### PROVIDED DATA

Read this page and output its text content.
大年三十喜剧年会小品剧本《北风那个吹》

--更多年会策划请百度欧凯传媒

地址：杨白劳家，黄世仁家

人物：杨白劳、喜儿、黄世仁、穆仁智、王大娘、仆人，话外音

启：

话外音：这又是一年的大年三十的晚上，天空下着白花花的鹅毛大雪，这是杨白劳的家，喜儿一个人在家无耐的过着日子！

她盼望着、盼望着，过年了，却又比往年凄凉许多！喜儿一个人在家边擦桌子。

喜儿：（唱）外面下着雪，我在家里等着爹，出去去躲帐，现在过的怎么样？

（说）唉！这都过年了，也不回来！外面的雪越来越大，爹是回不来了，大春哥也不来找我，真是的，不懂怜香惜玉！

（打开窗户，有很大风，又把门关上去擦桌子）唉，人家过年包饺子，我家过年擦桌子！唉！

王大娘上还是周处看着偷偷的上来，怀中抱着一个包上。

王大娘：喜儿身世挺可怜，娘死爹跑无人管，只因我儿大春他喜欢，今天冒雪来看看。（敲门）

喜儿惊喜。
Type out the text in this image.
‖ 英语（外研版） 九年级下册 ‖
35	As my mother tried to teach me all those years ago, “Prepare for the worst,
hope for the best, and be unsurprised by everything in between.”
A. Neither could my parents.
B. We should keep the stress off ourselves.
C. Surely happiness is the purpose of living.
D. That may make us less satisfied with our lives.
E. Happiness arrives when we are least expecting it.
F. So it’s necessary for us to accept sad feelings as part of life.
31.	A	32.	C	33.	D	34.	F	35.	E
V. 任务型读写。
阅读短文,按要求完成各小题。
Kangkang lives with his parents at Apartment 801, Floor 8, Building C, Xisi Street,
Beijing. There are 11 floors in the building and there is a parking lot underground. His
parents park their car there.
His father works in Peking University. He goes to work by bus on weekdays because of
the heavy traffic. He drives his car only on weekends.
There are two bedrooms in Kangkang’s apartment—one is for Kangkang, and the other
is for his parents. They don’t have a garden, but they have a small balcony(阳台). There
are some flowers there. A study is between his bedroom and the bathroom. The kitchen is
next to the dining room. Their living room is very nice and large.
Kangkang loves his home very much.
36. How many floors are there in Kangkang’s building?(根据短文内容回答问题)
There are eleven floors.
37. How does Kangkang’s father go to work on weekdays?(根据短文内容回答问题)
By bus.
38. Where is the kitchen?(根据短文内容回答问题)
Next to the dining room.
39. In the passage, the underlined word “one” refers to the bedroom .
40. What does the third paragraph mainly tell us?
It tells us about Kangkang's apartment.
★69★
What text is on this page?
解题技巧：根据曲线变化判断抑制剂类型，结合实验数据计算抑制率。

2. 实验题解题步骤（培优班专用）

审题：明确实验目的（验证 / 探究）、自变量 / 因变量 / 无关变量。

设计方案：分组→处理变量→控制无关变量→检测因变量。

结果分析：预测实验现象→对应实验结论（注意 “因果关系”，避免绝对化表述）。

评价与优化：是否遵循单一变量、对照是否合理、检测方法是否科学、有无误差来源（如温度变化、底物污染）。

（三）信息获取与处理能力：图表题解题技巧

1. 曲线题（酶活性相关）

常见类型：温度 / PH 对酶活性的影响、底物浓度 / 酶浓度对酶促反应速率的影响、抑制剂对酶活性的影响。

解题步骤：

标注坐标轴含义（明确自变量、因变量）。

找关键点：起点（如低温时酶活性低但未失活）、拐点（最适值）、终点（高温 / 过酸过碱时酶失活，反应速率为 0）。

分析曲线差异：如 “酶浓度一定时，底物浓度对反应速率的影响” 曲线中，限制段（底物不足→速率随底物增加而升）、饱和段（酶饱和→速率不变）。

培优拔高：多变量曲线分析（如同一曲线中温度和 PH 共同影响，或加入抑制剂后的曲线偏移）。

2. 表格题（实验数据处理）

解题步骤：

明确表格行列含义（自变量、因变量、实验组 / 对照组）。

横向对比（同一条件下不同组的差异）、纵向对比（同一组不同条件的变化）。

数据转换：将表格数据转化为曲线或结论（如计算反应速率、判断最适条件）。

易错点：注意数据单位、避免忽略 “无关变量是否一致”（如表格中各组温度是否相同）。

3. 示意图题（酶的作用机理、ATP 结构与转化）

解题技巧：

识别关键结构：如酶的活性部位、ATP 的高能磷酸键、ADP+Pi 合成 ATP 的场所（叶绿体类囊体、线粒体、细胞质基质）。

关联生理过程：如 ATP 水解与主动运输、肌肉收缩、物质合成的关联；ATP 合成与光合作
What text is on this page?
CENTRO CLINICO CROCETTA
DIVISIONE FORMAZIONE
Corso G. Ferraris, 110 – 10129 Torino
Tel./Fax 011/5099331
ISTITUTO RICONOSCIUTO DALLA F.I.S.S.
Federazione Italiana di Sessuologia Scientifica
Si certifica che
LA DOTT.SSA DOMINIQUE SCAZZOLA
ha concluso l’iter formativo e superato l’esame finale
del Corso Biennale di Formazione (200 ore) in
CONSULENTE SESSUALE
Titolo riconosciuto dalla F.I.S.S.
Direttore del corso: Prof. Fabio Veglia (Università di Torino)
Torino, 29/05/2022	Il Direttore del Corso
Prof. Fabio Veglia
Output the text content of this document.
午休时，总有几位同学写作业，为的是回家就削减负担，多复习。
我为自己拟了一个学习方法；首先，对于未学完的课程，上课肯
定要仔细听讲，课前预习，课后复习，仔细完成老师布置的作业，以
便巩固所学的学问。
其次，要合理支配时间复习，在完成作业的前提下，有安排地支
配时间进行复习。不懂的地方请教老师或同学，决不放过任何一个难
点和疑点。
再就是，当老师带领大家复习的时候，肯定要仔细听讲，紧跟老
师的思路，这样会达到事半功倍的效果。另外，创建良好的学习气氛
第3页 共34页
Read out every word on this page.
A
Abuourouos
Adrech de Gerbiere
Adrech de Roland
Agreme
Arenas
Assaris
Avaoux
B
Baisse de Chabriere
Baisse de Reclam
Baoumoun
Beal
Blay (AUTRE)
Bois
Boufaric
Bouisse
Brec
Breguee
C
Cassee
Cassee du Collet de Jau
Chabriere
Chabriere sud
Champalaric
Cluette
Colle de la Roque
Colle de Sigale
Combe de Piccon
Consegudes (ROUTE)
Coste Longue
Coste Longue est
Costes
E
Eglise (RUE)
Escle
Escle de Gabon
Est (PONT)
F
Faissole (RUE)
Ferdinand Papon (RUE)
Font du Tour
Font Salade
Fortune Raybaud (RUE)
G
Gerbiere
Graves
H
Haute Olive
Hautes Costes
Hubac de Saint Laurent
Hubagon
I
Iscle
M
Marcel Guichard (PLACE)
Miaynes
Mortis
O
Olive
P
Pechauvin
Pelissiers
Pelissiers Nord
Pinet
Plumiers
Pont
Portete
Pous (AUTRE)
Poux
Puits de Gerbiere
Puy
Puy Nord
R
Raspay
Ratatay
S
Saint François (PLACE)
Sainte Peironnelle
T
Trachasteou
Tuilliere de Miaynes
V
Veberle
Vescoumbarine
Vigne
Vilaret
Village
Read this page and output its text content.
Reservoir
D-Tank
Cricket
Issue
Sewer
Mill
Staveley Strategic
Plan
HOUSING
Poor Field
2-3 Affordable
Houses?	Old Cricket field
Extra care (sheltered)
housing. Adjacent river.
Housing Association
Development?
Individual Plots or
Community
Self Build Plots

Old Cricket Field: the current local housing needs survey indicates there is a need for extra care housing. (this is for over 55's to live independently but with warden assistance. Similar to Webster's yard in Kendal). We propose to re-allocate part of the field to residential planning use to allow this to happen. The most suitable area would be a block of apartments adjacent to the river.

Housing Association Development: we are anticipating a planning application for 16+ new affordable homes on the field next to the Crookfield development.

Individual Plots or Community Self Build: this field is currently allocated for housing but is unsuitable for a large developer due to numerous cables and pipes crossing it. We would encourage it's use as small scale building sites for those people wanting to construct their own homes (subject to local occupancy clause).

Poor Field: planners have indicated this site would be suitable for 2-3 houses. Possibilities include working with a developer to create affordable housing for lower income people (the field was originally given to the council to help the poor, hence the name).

### GOAL OF THE EXERCISE
Search the entries for the word "homes" and gather every line where it appears.

### RESULT FOR THIS EXERCISE
Housing Association Development: we are anticipating a planning application for 16+ new affordable homes on the field next to the Crookfield development.
Individual Plots or Community Self Build: this field is currently allocated for housing but is unsuitable for a large developer due to numerous cables and pipes crossing it. We would encourage it's use as small scale building sites for those people wanting to construct their own homes (subject to local occupancy clause).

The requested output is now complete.